#### Problem to work on:
Look for the string "通过定界符" in the lines and copy each line that has it.

## Start

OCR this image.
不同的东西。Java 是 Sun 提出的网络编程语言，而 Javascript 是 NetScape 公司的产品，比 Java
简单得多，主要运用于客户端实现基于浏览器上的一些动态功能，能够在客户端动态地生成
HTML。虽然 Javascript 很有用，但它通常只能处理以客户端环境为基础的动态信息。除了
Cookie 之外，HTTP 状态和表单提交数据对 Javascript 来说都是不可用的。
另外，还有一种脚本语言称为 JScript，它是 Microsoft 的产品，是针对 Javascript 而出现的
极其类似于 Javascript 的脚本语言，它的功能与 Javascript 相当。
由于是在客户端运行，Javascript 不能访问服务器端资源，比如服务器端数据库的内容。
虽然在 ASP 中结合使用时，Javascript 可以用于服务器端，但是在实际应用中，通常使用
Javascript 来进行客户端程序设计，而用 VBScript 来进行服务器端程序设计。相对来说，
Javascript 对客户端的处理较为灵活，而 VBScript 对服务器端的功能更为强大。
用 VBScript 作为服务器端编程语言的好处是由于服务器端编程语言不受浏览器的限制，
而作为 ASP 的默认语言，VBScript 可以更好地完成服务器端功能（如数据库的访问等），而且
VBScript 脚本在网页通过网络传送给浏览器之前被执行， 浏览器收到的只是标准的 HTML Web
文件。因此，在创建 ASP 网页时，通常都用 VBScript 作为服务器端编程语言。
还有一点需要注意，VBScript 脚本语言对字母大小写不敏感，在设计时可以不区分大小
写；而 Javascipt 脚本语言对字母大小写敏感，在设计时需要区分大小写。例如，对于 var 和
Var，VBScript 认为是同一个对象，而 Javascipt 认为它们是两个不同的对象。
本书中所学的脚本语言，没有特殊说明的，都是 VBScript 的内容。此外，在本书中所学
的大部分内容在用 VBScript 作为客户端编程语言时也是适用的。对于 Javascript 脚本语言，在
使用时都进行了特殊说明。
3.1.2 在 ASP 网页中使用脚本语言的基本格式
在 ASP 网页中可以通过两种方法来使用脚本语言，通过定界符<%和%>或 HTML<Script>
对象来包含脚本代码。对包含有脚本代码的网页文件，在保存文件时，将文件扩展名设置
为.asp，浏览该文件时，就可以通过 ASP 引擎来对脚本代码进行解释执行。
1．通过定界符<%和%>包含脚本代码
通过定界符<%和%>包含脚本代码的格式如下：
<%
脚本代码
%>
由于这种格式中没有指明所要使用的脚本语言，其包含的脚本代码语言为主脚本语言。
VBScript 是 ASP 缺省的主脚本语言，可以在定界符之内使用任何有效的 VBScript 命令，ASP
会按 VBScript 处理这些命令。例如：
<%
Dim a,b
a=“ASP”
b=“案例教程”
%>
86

## End

#### Exercise result:
在 ASP 网页中可以通过两种方法来使用脚本语言，通过定界符<%和%>或 HTML<Script>
1．通过定界符<%和%>包含脚本代码
通过定界符<%和%>包含脚本代码的格式如下：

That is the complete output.